REQUIREMENT: Go through the listing and set it down exactly, leaving out its pictures.

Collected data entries
-------
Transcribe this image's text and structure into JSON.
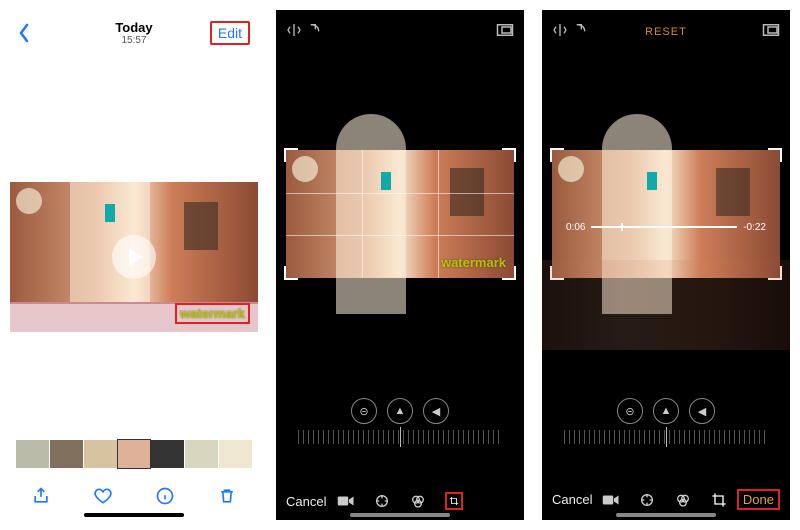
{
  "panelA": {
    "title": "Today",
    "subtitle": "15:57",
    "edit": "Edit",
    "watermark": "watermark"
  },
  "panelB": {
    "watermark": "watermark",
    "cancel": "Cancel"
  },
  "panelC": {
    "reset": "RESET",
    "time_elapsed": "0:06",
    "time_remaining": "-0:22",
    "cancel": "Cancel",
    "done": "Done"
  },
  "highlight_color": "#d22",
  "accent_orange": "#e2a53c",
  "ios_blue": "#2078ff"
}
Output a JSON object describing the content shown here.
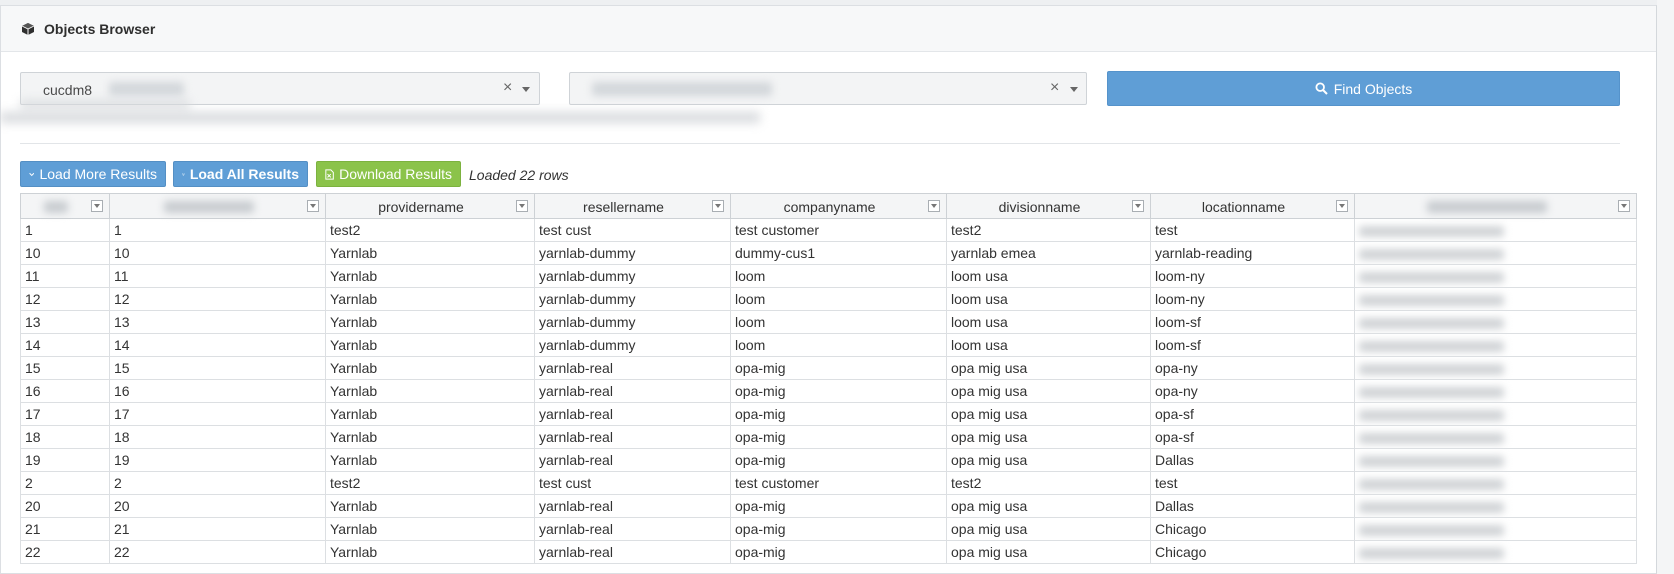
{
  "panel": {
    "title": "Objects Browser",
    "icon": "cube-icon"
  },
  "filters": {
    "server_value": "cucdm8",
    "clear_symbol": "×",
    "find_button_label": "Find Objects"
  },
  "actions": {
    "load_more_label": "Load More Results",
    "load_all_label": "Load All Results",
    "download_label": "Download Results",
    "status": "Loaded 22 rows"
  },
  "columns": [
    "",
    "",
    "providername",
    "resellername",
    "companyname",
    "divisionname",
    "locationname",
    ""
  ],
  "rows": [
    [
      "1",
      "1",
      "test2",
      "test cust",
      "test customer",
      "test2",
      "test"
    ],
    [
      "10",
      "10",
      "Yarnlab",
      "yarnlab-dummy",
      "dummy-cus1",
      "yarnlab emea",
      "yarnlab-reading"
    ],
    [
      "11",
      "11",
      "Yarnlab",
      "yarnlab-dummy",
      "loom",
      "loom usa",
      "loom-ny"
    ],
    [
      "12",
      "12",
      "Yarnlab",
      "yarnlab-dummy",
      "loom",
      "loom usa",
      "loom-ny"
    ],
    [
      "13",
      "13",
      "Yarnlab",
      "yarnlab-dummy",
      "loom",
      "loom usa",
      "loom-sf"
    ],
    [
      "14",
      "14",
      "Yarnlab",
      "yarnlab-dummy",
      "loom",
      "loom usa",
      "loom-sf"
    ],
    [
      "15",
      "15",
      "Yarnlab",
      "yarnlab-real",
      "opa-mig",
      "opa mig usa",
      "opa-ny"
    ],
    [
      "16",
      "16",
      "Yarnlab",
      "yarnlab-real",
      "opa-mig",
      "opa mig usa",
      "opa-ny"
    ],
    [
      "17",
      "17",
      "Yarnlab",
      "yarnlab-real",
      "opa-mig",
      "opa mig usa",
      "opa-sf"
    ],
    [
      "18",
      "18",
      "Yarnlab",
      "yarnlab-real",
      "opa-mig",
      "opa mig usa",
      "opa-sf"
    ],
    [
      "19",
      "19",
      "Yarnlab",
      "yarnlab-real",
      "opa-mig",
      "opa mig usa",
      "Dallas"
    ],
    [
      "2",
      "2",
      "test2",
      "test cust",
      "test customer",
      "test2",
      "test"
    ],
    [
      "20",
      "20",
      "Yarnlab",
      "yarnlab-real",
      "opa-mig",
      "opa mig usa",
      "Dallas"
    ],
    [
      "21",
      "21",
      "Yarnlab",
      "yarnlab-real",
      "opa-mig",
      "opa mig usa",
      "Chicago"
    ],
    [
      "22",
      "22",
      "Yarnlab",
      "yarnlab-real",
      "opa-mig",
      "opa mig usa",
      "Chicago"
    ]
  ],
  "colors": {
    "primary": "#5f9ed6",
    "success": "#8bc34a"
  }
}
-------
FINAL RESULT:
Transcribe this image's text and structure into JSON.
{
  "panelA": {
    "title": "Today",
    "subtitle": "15:57",
    "edit": "Edit",
    "watermark": "watermark"
  },
  "panelB": {
    "watermark": "watermark",
    "cancel": "Cancel"
  },
  "panelC": {
    "reset": "RESET",
    "time_elapsed": "0:06",
    "time_remaining": "-0:22",
    "cancel": "Cancel",
    "done": "Done"
  },
  "highlight_color": "#d22",
  "accent_orange": "#e2a53c",
  "ios_blue": "#2078ff"
}
Output a JSON object describing the content shown here.
{
  "panel": {
    "title": "Objects Browser",
    "icon": "cube-icon"
  },
  "filters": {
    "server_value": "cucdm8",
    "clear_symbol": "×",
    "find_button_label": "Find Objects"
  },
  "actions": {
    "load_more_label": "Load More Results",
    "load_all_label": "Load All Results",
    "download_label": "Download Results",
    "status": "Loaded 22 rows"
  },
  "columns": [
    "",
    "",
    "providername",
    "resellername",
    "companyname",
    "divisionname",
    "locationname",
    ""
  ],
  "rows": [
    [
      "1",
      "1",
      "test2",
      "test cust",
      "test customer",
      "test2",
      "test"
    ],
    [
      "10",
      "10",
      "Yarnlab",
      "yarnlab-dummy",
      "dummy-cus1",
      "yarnlab emea",
      "yarnlab-reading"
    ],
    [
      "11",
      "11",
      "Yarnlab",
      "yarnlab-dummy",
      "loom",
      "loom usa",
      "loom-ny"
    ],
    [
      "12",
      "12",
      "Yarnlab",
      "yarnlab-dummy",
      "loom",
      "loom usa",
      "loom-ny"
    ],
    [
      "13",
      "13",
      "Yarnlab",
      "yarnlab-dummy",
      "loom",
      "loom usa",
      "loom-sf"
    ],
    [
      "14",
      "14",
      "Yarnlab",
      "yarnlab-dummy",
      "loom",
      "loom usa",
      "loom-sf"
    ],
    [
      "15",
      "15",
      "Yarnlab",
      "yarnlab-real",
      "opa-mig",
      "opa mig usa",
      "opa-ny"
    ],
    [
      "16",
      "16",
      "Yarnlab",
      "yarnlab-real",
      "opa-mig",
      "opa mig usa",
      "opa-ny"
    ],
    [
      "17",
      "17",
      "Yarnlab",
      "yarnlab-real",
      "opa-mig",
      "opa mig usa",
      "opa-sf"
    ],
    [
      "18",
      "18",
      "Yarnlab",
      "yarnlab-real",
      "opa-mig",
      "opa mig usa",
      "opa-sf"
    ],
    [
      "19",
      "19",
      "Yarnlab",
      "yarnlab-real",
      "opa-mig",
      "opa mig usa",
      "Dallas"
    ],
    [
      "2",
      "2",
      "test2",
      "test cust",
      "test customer",
      "test2",
      "test"
    ],
    [
      "20",
      "20",
      "Yarnlab",
      "yarnlab-real",
      "opa-mig",
      "opa mig usa",
      "Dallas"
    ],
    [
      "21",
      "21",
      "Yarnlab",
      "yarnlab-real",
      "opa-mig",
      "opa mig usa",
      "Chicago"
    ],
    [
      "22",
      "22",
      "Yarnlab",
      "yarnlab-real",
      "opa-mig",
      "opa mig usa",
      "Chicago"
    ]
  ],
  "colors": {
    "primary": "#5f9ed6",
    "success": "#8bc34a"
  }
}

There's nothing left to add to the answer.